··· INPUT ROWS ···
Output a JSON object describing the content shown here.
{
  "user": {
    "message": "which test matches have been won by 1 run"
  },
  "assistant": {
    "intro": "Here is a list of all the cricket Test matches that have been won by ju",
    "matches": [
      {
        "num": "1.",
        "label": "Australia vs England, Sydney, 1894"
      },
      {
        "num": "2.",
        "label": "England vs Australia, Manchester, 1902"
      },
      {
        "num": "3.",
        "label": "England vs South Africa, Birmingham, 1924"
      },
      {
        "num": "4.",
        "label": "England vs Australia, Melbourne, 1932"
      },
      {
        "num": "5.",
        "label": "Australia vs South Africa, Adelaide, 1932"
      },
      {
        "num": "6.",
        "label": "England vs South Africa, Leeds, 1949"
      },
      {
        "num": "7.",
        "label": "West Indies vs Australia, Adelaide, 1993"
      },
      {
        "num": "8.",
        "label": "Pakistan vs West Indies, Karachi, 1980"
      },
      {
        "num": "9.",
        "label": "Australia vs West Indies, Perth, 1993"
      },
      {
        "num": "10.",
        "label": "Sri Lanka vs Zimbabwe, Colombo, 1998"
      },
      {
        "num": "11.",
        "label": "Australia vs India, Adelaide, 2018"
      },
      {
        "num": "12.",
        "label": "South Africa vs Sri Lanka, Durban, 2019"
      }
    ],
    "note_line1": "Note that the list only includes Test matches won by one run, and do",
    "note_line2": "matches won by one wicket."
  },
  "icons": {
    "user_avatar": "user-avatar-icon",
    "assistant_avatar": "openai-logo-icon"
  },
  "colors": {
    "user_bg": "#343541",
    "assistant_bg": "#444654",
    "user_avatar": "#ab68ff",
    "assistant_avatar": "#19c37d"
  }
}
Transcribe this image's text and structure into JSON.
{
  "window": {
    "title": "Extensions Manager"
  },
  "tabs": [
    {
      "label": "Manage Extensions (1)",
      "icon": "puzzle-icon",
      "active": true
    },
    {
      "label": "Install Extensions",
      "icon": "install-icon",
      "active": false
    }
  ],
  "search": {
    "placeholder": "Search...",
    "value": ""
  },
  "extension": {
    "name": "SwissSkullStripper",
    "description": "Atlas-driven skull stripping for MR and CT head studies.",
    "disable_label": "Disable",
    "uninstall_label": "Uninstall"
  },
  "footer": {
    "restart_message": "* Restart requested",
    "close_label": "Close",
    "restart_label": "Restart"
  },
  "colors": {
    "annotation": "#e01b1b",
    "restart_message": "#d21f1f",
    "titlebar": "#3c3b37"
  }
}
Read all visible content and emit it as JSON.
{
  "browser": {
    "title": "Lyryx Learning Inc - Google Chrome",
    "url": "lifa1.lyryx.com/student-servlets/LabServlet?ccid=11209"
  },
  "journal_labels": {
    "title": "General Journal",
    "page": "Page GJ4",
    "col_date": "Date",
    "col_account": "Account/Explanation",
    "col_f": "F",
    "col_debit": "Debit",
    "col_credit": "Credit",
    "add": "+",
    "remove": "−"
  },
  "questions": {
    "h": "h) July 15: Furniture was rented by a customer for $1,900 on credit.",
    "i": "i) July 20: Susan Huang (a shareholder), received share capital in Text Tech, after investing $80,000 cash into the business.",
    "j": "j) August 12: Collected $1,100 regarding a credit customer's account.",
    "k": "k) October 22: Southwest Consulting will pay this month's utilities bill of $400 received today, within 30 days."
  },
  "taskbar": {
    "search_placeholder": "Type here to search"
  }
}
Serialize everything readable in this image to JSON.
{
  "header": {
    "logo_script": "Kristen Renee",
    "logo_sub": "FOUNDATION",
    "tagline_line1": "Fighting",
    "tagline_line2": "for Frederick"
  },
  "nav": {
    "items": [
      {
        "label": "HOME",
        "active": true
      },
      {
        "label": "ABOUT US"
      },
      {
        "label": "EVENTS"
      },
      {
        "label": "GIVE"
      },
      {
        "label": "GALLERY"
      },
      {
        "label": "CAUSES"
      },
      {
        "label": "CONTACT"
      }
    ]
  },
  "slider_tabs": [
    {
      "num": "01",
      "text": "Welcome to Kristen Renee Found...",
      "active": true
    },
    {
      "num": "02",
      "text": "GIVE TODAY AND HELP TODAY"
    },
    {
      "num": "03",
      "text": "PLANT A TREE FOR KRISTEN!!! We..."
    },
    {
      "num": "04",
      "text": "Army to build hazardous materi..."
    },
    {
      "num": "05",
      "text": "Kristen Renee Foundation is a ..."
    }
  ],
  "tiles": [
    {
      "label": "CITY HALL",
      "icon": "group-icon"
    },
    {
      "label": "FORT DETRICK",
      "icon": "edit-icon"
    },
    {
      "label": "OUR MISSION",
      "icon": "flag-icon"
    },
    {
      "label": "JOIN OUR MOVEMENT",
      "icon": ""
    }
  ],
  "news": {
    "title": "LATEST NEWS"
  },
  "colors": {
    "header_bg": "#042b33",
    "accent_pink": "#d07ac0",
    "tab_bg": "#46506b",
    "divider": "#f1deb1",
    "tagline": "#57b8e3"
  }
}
···
• TASK TO COMPLETE: How many lines in the records above contain the word "Adelaide"? Give only the number.

• OUTPUT OF THE TASK: 3